▶ [Goal]: Extract and list every line that contains the word "scones".

--- Start of Records for this exercise ---

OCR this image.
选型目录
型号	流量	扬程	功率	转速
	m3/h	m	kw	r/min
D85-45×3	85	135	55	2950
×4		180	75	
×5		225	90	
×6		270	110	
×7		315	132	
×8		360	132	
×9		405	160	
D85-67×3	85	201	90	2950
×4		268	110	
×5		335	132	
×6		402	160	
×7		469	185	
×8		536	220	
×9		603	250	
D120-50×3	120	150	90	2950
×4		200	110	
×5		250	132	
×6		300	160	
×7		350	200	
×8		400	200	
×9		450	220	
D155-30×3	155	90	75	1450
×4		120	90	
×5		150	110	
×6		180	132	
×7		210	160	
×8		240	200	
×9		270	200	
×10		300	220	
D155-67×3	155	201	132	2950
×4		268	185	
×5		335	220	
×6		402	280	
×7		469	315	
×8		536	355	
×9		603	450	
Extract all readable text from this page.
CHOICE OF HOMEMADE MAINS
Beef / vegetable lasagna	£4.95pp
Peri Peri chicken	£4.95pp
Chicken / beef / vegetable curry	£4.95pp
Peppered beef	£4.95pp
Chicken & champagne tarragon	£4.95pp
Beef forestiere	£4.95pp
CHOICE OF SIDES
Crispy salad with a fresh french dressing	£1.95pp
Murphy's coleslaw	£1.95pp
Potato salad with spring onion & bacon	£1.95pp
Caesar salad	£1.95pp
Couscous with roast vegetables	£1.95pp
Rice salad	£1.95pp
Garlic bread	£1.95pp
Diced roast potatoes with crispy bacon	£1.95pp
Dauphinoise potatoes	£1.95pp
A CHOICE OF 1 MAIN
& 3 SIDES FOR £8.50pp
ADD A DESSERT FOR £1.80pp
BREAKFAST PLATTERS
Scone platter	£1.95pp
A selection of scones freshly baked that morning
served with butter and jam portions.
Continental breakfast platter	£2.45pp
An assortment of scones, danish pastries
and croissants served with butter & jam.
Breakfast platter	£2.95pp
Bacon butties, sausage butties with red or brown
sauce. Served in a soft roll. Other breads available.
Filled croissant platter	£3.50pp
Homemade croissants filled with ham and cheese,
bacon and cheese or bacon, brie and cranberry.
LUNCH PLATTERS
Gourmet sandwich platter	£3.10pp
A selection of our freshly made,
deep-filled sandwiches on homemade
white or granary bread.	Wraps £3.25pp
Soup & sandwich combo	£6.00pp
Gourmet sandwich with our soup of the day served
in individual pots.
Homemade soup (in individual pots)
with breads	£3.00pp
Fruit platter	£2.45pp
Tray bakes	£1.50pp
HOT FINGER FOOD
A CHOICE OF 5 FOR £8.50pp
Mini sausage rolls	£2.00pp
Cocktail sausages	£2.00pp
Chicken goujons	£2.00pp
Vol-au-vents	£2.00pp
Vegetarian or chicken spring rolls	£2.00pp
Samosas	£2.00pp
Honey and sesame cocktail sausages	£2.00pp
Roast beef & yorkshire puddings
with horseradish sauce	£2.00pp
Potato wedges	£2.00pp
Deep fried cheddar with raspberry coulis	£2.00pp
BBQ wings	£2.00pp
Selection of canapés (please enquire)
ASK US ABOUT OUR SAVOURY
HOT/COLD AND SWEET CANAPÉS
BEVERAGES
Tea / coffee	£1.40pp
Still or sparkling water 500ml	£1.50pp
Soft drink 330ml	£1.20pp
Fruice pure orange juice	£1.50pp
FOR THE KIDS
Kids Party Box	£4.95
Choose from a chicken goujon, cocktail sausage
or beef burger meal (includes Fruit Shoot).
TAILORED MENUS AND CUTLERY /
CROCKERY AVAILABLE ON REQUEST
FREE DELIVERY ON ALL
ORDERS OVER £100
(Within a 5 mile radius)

--- End of Records for this exercise ---
--- Start of Records for this exercise ---

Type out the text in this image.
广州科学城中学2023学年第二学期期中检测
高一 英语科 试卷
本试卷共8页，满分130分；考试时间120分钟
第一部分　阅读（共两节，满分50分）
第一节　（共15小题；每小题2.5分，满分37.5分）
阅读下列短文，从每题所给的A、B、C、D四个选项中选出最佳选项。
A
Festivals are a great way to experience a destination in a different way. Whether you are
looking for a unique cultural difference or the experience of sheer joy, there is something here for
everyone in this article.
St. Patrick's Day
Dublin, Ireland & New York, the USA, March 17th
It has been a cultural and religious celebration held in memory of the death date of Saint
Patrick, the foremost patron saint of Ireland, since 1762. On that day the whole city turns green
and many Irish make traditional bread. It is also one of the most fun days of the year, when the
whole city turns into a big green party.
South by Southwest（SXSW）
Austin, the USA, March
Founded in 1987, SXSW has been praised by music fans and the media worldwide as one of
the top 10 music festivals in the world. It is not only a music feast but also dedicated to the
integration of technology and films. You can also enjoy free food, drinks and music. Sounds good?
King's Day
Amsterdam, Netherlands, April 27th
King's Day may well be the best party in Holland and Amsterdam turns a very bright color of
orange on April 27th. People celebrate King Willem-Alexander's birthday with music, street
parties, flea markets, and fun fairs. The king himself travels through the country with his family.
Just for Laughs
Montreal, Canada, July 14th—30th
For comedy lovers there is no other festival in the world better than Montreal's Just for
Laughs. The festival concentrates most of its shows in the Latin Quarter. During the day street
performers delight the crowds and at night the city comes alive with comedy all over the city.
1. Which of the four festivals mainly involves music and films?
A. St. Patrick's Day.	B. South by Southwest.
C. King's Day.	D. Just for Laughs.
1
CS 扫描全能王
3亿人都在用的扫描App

--- End of Records for this exercise ---

▶ [Worked solution]:
A selection of scones freshly baked that morning
An assortment of scones, danish pastries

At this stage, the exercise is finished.